Exercise description> From the records below, extract all the text exactly and leave the images behind.

[Stored records]
"""

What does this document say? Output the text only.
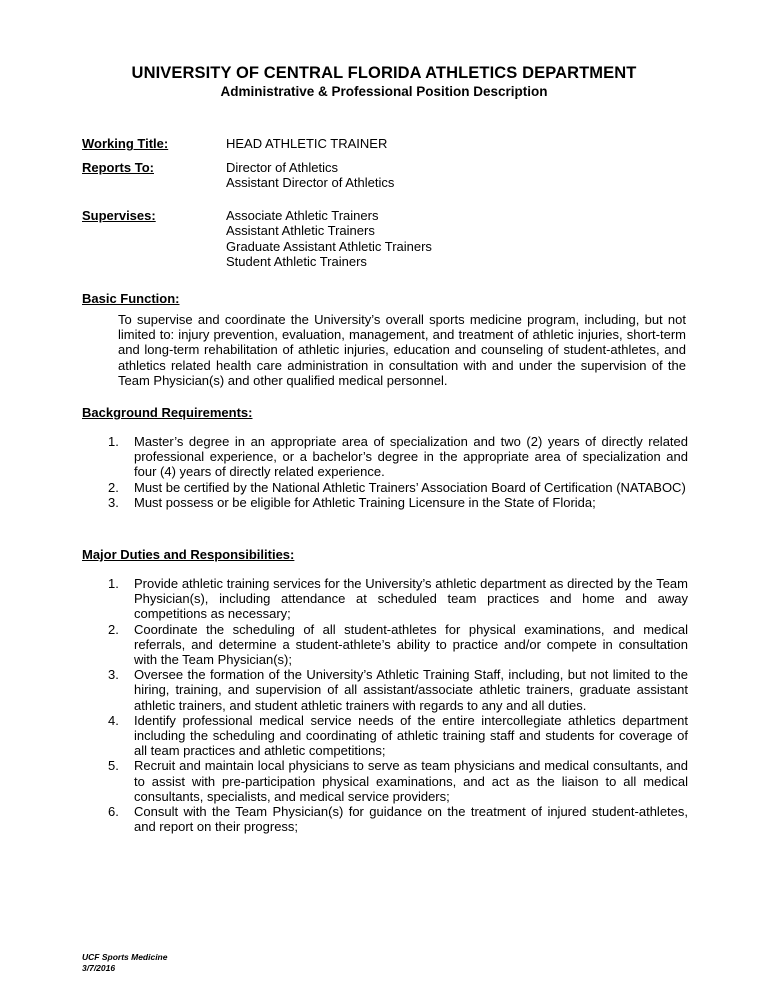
UNIVERSITY OF CENTRAL FLORIDA ATHLETICS DEPARTMENT
Administrative & Professional Position Description
Working Title:	HEAD ATHLETIC TRAINER
Reports To:	Director of Athletics
Assistant Director of Athletics
Supervises:	Associate Athletic Trainers
Assistant Athletic Trainers
Graduate Assistant Athletic Trainers
Student Athletic Trainers
Basic Function:
To supervise and coordinate the University’s overall sports medicine program, including, but not limited to: injury prevention, evaluation, management, and treatment of athletic injuries, short-term and long-term rehabilitation of athletic injuries, education and counseling of student-athletes, and athletics related health care administration in consultation with and under the supervision of the Team Physician(s) and other qualified medical personnel.
Background Requirements:
1. Master’s degree in an appropriate area of specialization and two (2) years of directly related professional experience, or a bachelor’s degree in the appropriate area of specialization and four (4) years of directly related experience.
2. Must be certified by the National Athletic Trainers’ Association Board of Certification (NATABOC)
3. Must possess or be eligible for Athletic Training Licensure in the State of Florida;
Major Duties and Responsibilities:
1. Provide athletic training services for the University’s athletic department as directed by the Team Physician(s), including attendance at scheduled team practices and home and away competitions as necessary;
2. Coordinate the scheduling of all student-athletes for physical examinations, and medical referrals, and determine a student-athlete’s ability to practice and/or compete in consultation with the Team Physician(s);
3. Oversee the formation of the University’s Athletic Training Staff, including, but not limited to the hiring, training, and supervision of all assistant/associate athletic trainers, graduate assistant athletic trainers, and student athletic trainers with regards to any and all duties.
4. Identify professional medical service needs of the entire intercollegiate athletics department including the scheduling and coordinating of athletic training staff and students for coverage of all team practices and athletic competitions;
5. Recruit and maintain local physicians to serve as team physicians and medical consultants, and to assist with pre-participation physical examinations, and act as the liaison to all medical consultants, specialists, and medical service providers;
6. Consult with the Team Physician(s) for guidance on the treatment of injured student-athletes, and report on their progress;
UCF Sports Medicine
3/7/2016
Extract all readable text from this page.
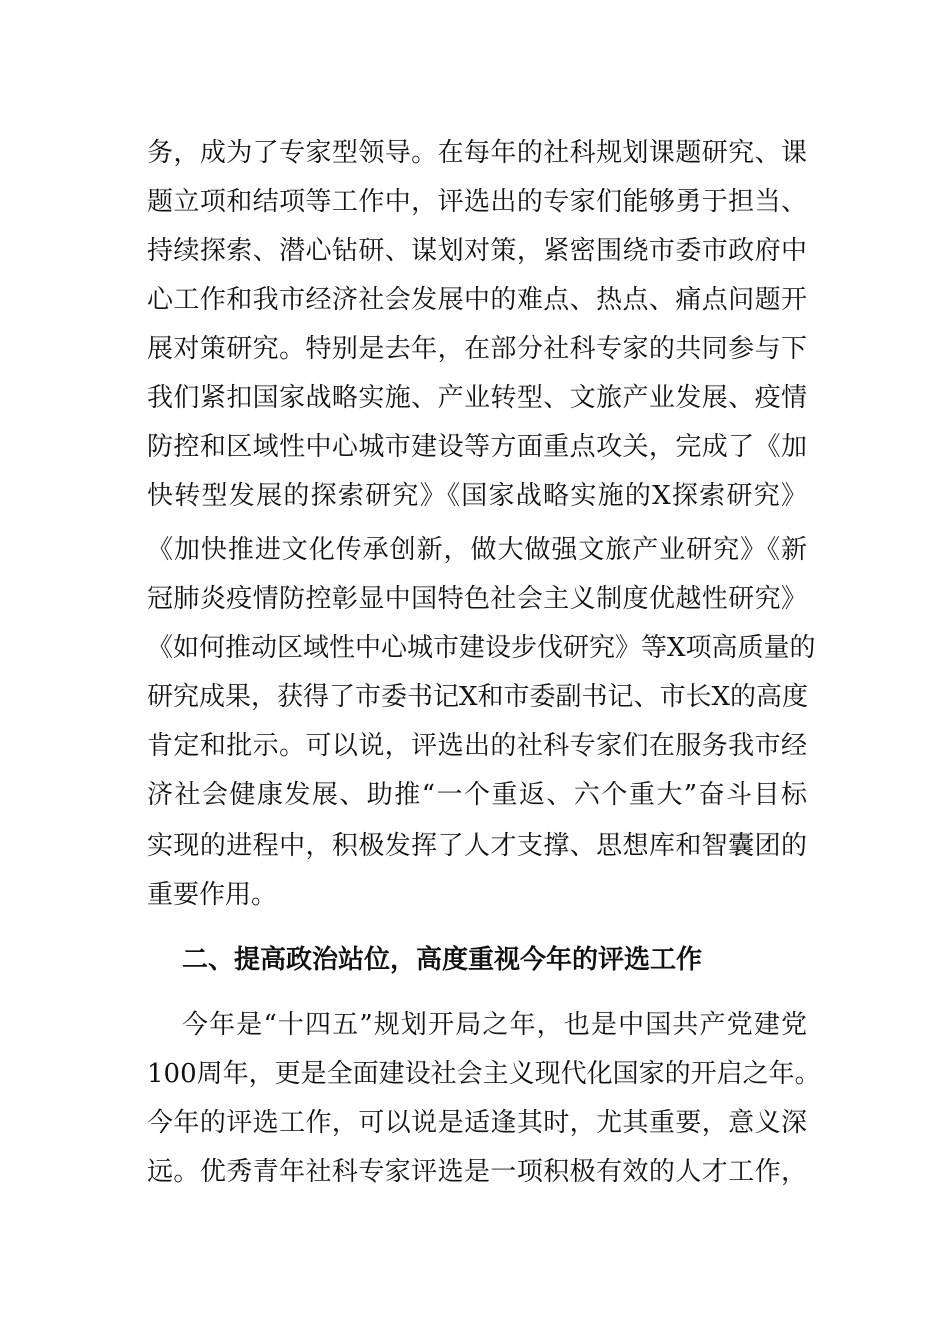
务，成为了专家型领导。在每年的社科规划课题研究、课
题立项和结项等工作中，评选出的专家们能够勇于担当、
持续探索、潜心钻研、谋划对策，紧密围绕市委市政府中
心工作和我市经济社会发展中的难点、热点、痛点问题开
展对策研究。特别是去年，在部分社科专家的共同参与下
我们紧扣国家战略实施、产业转型、文旅产业发展、疫情
防控和区域性中心城市建设等方面重点攻关，完成了《加
快转型发展的探索研究》《国家战略实施的X探索研究》
《加快推进文化传承创新，做大做强文旅产业研究》《新
冠肺炎疫情防控彰显中国特色社会主义制度优越性研究》
《如何推动区域性中心城市建设步伐研究》等X项高质量的
研究成果，获得了市委书记X和市委副书记、市长X的高度
肯定和批示。可以说，评选出的社科专家们在服务我市经
济社会健康发展、助推“一个重返、六个重大”奋斗目标
实现的进程中，积极发挥了人才支撑、思想库和智囊团的
重要作用。
二、提高政治站位，高度重视今年的评选工作
今年是“十四五”规划开局之年，也是中国共产党建党
100周年，更是全面建设社会主义现代化国家的开启之年。
今年的评选工作，可以说是适逢其时，尤其重要，意义深
远。优秀青年社科专家评选是一项积极有效的人才工作，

"""

Result of this exercise>
What does this document say? Output the text only.
UNIVERSITY OF CENTRAL FLORIDA ATHLETICS DEPARTMENT
Administrative & Professional Position Description
Working Title:	HEAD ATHLETIC TRAINER
Reports To:	Director of Athletics
Assistant Director of Athletics
Supervises:	Associate Athletic Trainers
Assistant Athletic Trainers
Graduate Assistant Athletic Trainers
Student Athletic Trainers
Basic Function:
To supervise and coordinate the University’s overall sports medicine program, including, but not limited to: injury prevention, evaluation, management, and treatment of athletic injuries, short-term and long-term rehabilitation of athletic injuries, education and counseling of student-athletes, and athletics related health care administration in consultation with and under the supervision of the Team Physician(s) and other qualified medical personnel.
Background Requirements:
1. Master’s degree in an appropriate area of specialization and two (2) years of directly related professional experience, or a bachelor’s degree in the appropriate area of specialization and four (4) years of directly related experience.
2. Must be certified by the National Athletic Trainers’ Association Board of Certification (NATABOC)
3. Must possess or be eligible for Athletic Training Licensure in the State of Florida;
Major Duties and Responsibilities:
1. Provide athletic training services for the University’s athletic department as directed by the Team Physician(s), including attendance at scheduled team practices and home and away competitions as necessary;
2. Coordinate the scheduling of all student-athletes for physical examinations, and medical referrals, and determine a student-athlete’s ability to practice and/or compete in consultation with the Team Physician(s);
3. Oversee the formation of the University’s Athletic Training Staff, including, but not limited to the hiring, training, and supervision of all assistant/associate athletic trainers, graduate assistant athletic trainers, and student athletic trainers with regards to any and all duties.
4. Identify professional medical service needs of the entire intercollegiate athletics department including the scheduling and coordinating of athletic training staff and students for coverage of all team practices and athletic competitions;
5. Recruit and maintain local physicians to serve as team physicians and medical consultants, and to assist with pre-participation physical examinations, and act as the liaison to all medical consultants, specialists, and medical service providers;
6. Consult with the Team Physician(s) for guidance on the treatment of injured student-athletes, and report on their progress;
UCF Sports Medicine
3/7/2016
Extract all readable text from this page.
务，成为了专家型领导。在每年的社科规划课题研究、课
题立项和结项等工作中，评选出的专家们能够勇于担当、
持续探索、潜心钻研、谋划对策，紧密围绕市委市政府中
心工作和我市经济社会发展中的难点、热点、痛点问题开
展对策研究。特别是去年，在部分社科专家的共同参与下
我们紧扣国家战略实施、产业转型、文旅产业发展、疫情
防控和区域性中心城市建设等方面重点攻关，完成了《加
快转型发展的探索研究》《国家战略实施的X探索研究》
《加快推进文化传承创新，做大做强文旅产业研究》《新
冠肺炎疫情防控彰显中国特色社会主义制度优越性研究》
《如何推动区域性中心城市建设步伐研究》等X项高质量的
研究成果，获得了市委书记X和市委副书记、市长X的高度
肯定和批示。可以说，评选出的社科专家们在服务我市经
济社会健康发展、助推“一个重返、六个重大”奋斗目标
实现的进程中，积极发挥了人才支撑、思想库和智囊团的
重要作用。
二、提高政治站位，高度重视今年的评选工作
今年是“十四五”规划开局之年，也是中国共产党建党
100周年，更是全面建设社会主义现代化国家的开启之年。
今年的评选工作，可以说是适逢其时，尤其重要，意义深
远。优秀青年社科专家评选是一项积极有效的人才工作，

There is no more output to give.